## Aim:
All material below is to be reproduced exactly.

## The data:

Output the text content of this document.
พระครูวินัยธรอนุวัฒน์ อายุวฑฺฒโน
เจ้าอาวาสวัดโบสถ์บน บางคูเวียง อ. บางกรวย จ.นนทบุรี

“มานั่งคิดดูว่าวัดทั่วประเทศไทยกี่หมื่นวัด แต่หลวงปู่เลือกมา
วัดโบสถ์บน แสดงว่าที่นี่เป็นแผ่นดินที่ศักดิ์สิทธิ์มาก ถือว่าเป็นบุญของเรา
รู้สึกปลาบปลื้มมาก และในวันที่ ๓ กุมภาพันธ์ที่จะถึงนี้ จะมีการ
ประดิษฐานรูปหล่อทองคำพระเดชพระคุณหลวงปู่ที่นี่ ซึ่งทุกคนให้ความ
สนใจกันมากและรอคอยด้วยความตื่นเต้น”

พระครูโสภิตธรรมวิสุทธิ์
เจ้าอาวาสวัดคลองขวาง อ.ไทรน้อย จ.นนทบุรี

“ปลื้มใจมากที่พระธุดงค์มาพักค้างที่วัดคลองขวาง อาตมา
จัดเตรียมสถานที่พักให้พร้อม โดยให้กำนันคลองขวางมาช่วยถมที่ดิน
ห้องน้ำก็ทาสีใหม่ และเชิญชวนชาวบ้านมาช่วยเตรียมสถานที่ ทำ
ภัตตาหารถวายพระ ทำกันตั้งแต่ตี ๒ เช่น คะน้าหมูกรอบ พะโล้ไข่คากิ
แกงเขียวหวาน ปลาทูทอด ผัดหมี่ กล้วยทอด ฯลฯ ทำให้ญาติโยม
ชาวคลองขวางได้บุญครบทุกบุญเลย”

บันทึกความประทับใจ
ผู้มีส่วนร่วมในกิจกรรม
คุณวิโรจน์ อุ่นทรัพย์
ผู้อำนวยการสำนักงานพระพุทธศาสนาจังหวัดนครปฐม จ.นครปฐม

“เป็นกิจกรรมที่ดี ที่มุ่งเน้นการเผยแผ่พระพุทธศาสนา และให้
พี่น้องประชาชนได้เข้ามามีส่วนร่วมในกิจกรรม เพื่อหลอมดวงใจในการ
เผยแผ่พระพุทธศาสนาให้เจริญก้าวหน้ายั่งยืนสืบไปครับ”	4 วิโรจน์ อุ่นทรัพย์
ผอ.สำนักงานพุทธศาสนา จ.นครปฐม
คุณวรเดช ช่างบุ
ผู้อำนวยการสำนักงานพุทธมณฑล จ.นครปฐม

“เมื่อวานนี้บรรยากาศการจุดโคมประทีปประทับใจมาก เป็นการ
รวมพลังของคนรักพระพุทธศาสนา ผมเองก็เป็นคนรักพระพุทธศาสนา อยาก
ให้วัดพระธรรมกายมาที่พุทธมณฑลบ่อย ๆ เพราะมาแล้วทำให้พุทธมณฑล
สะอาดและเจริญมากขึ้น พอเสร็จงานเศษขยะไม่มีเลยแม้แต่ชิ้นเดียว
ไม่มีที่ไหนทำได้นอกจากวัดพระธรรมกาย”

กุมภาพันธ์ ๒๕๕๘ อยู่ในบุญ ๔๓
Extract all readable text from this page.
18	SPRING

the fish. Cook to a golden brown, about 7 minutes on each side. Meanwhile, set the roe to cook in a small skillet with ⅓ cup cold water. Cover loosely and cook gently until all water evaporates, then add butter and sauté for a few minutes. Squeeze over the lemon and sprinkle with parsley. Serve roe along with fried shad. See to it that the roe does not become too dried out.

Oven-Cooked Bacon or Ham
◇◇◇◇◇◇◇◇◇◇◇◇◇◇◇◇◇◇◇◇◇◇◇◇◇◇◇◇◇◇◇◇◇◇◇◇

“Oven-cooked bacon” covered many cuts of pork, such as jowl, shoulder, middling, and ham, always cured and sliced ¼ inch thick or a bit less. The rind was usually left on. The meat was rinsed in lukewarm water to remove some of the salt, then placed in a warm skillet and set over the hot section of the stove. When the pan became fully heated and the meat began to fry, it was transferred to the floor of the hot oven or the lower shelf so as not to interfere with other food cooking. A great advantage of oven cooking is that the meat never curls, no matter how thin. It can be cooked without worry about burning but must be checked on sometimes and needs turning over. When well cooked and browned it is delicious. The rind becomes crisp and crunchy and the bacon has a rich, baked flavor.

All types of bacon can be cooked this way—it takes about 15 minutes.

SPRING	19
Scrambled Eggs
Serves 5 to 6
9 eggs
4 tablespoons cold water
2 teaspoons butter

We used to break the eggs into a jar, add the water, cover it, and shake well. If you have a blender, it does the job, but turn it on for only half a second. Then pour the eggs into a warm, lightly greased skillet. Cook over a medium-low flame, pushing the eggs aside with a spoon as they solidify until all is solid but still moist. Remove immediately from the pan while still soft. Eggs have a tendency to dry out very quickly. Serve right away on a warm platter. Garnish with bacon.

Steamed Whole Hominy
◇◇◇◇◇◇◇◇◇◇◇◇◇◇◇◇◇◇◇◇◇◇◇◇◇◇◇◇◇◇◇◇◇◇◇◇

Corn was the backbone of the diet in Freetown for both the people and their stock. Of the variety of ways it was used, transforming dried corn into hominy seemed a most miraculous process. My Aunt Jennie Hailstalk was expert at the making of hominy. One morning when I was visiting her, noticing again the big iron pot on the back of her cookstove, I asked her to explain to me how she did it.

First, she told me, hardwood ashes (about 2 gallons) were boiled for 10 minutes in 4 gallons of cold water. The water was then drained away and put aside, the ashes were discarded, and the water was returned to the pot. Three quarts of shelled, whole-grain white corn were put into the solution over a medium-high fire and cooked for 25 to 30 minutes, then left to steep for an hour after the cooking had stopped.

## Output:
Output the text content of this document.
พระครูวินัยธรอนุวัฒน์ อายุวฑฺฒโน
เจ้าอาวาสวัดโบสถ์บน บางคูเวียง อ. บางกรวย จ.นนทบุรี

“มานั่งคิดดูว่าวัดทั่วประเทศไทยกี่หมื่นวัด แต่หลวงปู่เลือกมา
วัดโบสถ์บน แสดงว่าที่นี่เป็นแผ่นดินที่ศักดิ์สิทธิ์มาก ถือว่าเป็นบุญของเรา
รู้สึกปลาบปลื้มมาก และในวันที่ ๓ กุมภาพันธ์ที่จะถึงนี้ จะมีการ
ประดิษฐานรูปหล่อทองคำพระเดชพระคุณหลวงปู่ที่นี่ ซึ่งทุกคนให้ความ
สนใจกันมากและรอคอยด้วยความตื่นเต้น”

พระครูโสภิตธรรมวิสุทธิ์
เจ้าอาวาสวัดคลองขวาง อ.ไทรน้อย จ.นนทบุรี

“ปลื้มใจมากที่พระธุดงค์มาพักค้างที่วัดคลองขวาง อาตมา
จัดเตรียมสถานที่พักให้พร้อม โดยให้กำนันคลองขวางมาช่วยถมที่ดิน
ห้องน้ำก็ทาสีใหม่ และเชิญชวนชาวบ้านมาช่วยเตรียมสถานที่ ทำ
ภัตตาหารถวายพระ ทำกันตั้งแต่ตี ๒ เช่น คะน้าหมูกรอบ พะโล้ไข่คากิ
แกงเขียวหวาน ปลาทูทอด ผัดหมี่ กล้วยทอด ฯลฯ ทำให้ญาติโยม
ชาวคลองขวางได้บุญครบทุกบุญเลย”

บันทึกความประทับใจ
ผู้มีส่วนร่วมในกิจกรรม
คุณวิโรจน์ อุ่นทรัพย์
ผู้อำนวยการสำนักงานพระพุทธศาสนาจังหวัดนครปฐม จ.นครปฐม

“เป็นกิจกรรมที่ดี ที่มุ่งเน้นการเผยแผ่พระพุทธศาสนา และให้
พี่น้องประชาชนได้เข้ามามีส่วนร่วมในกิจกรรม เพื่อหลอมดวงใจในการ
เผยแผ่พระพุทธศาสนาให้เจริญก้าวหน้ายั่งยืนสืบไปครับ”	4 วิโรจน์ อุ่นทรัพย์
ผอ.สำนักงานพุทธศาสนา จ.นครปฐม
คุณวรเดช ช่างบุ
ผู้อำนวยการสำนักงานพุทธมณฑล จ.นครปฐม

“เมื่อวานนี้บรรยากาศการจุดโคมประทีปประทับใจมาก เป็นการ
รวมพลังของคนรักพระพุทธศาสนา ผมเองก็เป็นคนรักพระพุทธศาสนา อยาก
ให้วัดพระธรรมกายมาที่พุทธมณฑลบ่อย ๆ เพราะมาแล้วทำให้พุทธมณฑล
สะอาดและเจริญมากขึ้น พอเสร็จงานเศษขยะไม่มีเลยแม้แต่ชิ้นเดียว
ไม่มีที่ไหนทำได้นอกจากวัดพระธรรมกาย”

กุมภาพันธ์ ๒๕๕๘ อยู่ในบุญ ๔๓
Extract all readable text from this page.
18	SPRING

the fish. Cook to a golden brown, about 7 minutes on each side. Meanwhile, set the roe to cook in a small skillet with ⅓ cup cold water. Cover loosely and cook gently until all water evaporates, then add butter and sauté for a few minutes. Squeeze over the lemon and sprinkle with parsley. Serve roe along with fried shad. See to it that the roe does not become too dried out.

Oven-Cooked Bacon or Ham
◇◇◇◇◇◇◇◇◇◇◇◇◇◇◇◇◇◇◇◇◇◇◇◇◇◇◇◇◇◇◇◇◇◇◇◇

“Oven-cooked bacon” covered many cuts of pork, such as jowl, shoulder, middling, and ham, always cured and sliced ¼ inch thick or a bit less. The rind was usually left on. The meat was rinsed in lukewarm water to remove some of the salt, then placed in a warm skillet and set over the hot section of the stove. When the pan became fully heated and the meat began to fry, it was transferred to the floor of the hot oven or the lower shelf so as not to interfere with other food cooking. A great advantage of oven cooking is that the meat never curls, no matter how thin. It can be cooked without worry about burning but must be checked on sometimes and needs turning over. When well cooked and browned it is delicious. The rind becomes crisp and crunchy and the bacon has a rich, baked flavor.

All types of bacon can be cooked this way—it takes about 15 minutes.

SPRING	19
Scrambled Eggs
Serves 5 to 6
9 eggs
4 tablespoons cold water
2 teaspoons butter

We used to break the eggs into a jar, add the water, cover it, and shake well. If you have a blender, it does the job, but turn it on for only half a second. Then pour the eggs into a warm, lightly greased skillet. Cook over a medium-low flame, pushing the eggs aside with a spoon as they solidify until all is solid but still moist. Remove immediately from the pan while still soft. Eggs have a tendency to dry out very quickly. Serve right away on a warm platter. Garnish with bacon.

Steamed Whole Hominy
◇◇◇◇◇◇◇◇◇◇◇◇◇◇◇◇◇◇◇◇◇◇◇◇◇◇◇◇◇◇◇◇◇◇◇◇

Corn was the backbone of the diet in Freetown for both the people and their stock. Of the variety of ways it was used, transforming dried corn into hominy seemed a most miraculous process. My Aunt Jennie Hailstalk was expert at the making of hominy. One morning when I was visiting her, noticing again the big iron pot on the back of her cookstove, I asked her to explain to me how she did it.

First, she told me, hardwood ashes (about 2 gallons) were boiled for 10 minutes in 4 gallons of cold water. The water was then drained away and put aside, the ashes were discarded, and the water was returned to the pot. Three quarts of shelled, whole-grain white corn were put into the solution over a medium-high fire and cooked for 25 to 30 minutes, then left to steep for an hour after the cooking had stopped.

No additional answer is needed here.